START Material shown

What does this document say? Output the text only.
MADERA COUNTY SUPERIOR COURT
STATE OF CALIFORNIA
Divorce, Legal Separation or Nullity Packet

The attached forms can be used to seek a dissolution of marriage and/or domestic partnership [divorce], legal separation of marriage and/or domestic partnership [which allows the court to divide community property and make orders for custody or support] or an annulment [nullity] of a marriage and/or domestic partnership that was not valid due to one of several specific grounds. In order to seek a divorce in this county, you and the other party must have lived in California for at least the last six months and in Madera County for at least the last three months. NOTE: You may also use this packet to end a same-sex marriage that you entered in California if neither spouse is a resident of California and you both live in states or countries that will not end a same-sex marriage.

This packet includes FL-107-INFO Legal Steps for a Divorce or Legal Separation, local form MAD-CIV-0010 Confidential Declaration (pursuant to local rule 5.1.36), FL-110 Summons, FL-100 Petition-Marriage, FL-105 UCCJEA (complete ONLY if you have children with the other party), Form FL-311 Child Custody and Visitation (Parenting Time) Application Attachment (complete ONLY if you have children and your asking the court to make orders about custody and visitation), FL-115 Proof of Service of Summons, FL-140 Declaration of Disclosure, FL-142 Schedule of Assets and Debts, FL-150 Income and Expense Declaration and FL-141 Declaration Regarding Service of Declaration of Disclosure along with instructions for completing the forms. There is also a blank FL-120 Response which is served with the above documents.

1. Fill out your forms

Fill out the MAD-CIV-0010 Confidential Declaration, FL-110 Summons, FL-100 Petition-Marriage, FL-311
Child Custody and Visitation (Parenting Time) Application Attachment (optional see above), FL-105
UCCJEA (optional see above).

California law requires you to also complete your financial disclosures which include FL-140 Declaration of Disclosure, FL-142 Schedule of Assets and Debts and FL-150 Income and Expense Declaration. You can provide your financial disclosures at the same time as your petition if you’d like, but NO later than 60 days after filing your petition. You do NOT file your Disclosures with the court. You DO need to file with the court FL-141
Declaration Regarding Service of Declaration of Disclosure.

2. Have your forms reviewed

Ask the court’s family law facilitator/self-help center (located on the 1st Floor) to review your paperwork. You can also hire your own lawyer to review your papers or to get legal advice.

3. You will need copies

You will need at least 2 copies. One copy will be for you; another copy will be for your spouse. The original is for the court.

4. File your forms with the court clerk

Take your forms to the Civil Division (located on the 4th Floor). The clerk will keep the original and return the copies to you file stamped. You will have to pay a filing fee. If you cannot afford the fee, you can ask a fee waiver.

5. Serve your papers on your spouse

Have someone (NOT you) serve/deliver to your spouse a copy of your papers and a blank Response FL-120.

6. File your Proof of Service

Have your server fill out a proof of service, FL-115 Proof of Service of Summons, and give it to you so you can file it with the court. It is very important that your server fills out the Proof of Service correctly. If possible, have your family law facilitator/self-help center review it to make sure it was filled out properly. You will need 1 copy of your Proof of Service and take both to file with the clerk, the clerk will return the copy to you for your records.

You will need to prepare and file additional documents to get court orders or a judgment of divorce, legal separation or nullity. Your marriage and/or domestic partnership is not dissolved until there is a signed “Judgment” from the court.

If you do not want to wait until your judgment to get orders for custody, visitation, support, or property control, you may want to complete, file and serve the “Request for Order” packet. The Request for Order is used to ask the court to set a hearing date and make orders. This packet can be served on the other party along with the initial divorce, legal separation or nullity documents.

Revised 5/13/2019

END Material shown

# Work to do
Write the material out again in its entirety, exactly as shown.

# Written response
What does this document say? Output the text only.
MADERA COUNTY SUPERIOR COURT
STATE OF CALIFORNIA
Divorce, Legal Separation or Nullity Packet

The attached forms can be used to seek a dissolution of marriage and/or domestic partnership [divorce], legal separation of marriage and/or domestic partnership [which allows the court to divide community property and make orders for custody or support] or an annulment [nullity] of a marriage and/or domestic partnership that was not valid due to one of several specific grounds. In order to seek a divorce in this county, you and the other party must have lived in California for at least the last six months and in Madera County for at least the last three months. NOTE: You may also use this packet to end a same-sex marriage that you entered in California if neither spouse is a resident of California and you both live in states or countries that will not end a same-sex marriage.

This packet includes FL-107-INFO Legal Steps for a Divorce or Legal Separation, local form MAD-CIV-0010 Confidential Declaration (pursuant to local rule 5.1.36), FL-110 Summons, FL-100 Petition-Marriage, FL-105 UCCJEA (complete ONLY if you have children with the other party), Form FL-311 Child Custody and Visitation (Parenting Time) Application Attachment (complete ONLY if you have children and your asking the court to make orders about custody and visitation), FL-115 Proof of Service of Summons, FL-140 Declaration of Disclosure, FL-142 Schedule of Assets and Debts, FL-150 Income and Expense Declaration and FL-141 Declaration Regarding Service of Declaration of Disclosure along with instructions for completing the forms. There is also a blank FL-120 Response which is served with the above documents.

1. Fill out your forms

Fill out the MAD-CIV-0010 Confidential Declaration, FL-110 Summons, FL-100 Petition-Marriage, FL-311
Child Custody and Visitation (Parenting Time) Application Attachment (optional see above), FL-105
UCCJEA (optional see above).

California law requires you to also complete your financial disclosures which include FL-140 Declaration of Disclosure, FL-142 Schedule of Assets and Debts and FL-150 Income and Expense Declaration. You can provide your financial disclosures at the same time as your petition if you’d like, but NO later than 60 days after filing your petition. You do NOT file your Disclosures with the court. You DO need to file with the court FL-141
Declaration Regarding Service of Declaration of Disclosure.

2. Have your forms reviewed

Ask the court’s family law facilitator/self-help center (located on the 1st Floor) to review your paperwork. You can also hire your own lawyer to review your papers or to get legal advice.

3. You will need copies

You will need at least 2 copies. One copy will be for you; another copy will be for your spouse. The original is for the court.

4. File your forms with the court clerk

Take your forms to the Civil Division (located on the 4th Floor). The clerk will keep the original and return the copies to you file stamped. You will have to pay a filing fee. If you cannot afford the fee, you can ask a fee waiver.

5. Serve your papers on your spouse

Have someone (NOT you) serve/deliver to your spouse a copy of your papers and a blank Response FL-120.

6. File your Proof of Service

Have your server fill out a proof of service, FL-115 Proof of Service of Summons, and give it to you so you can file it with the court. It is very important that your server fills out the Proof of Service correctly. If possible, have your family law facilitator/self-help center review it to make sure it was filled out properly. You will need 1 copy of your Proof of Service and take both to file with the clerk, the clerk will return the copy to you for your records.

You will need to prepare and file additional documents to get court orders or a judgment of divorce, legal separation or nullity. Your marriage and/or domestic partnership is not dissolved until there is a signed “Judgment” from the court.

If you do not want to wait until your judgment to get orders for custody, visitation, support, or property control, you may want to complete, file and serve the “Request for Order” packet. The Request for Order is used to ask the court to set a hearing date and make orders. This packet can be served on the other party along with the initial divorce, legal separation or nullity documents.

Revised 5/13/2019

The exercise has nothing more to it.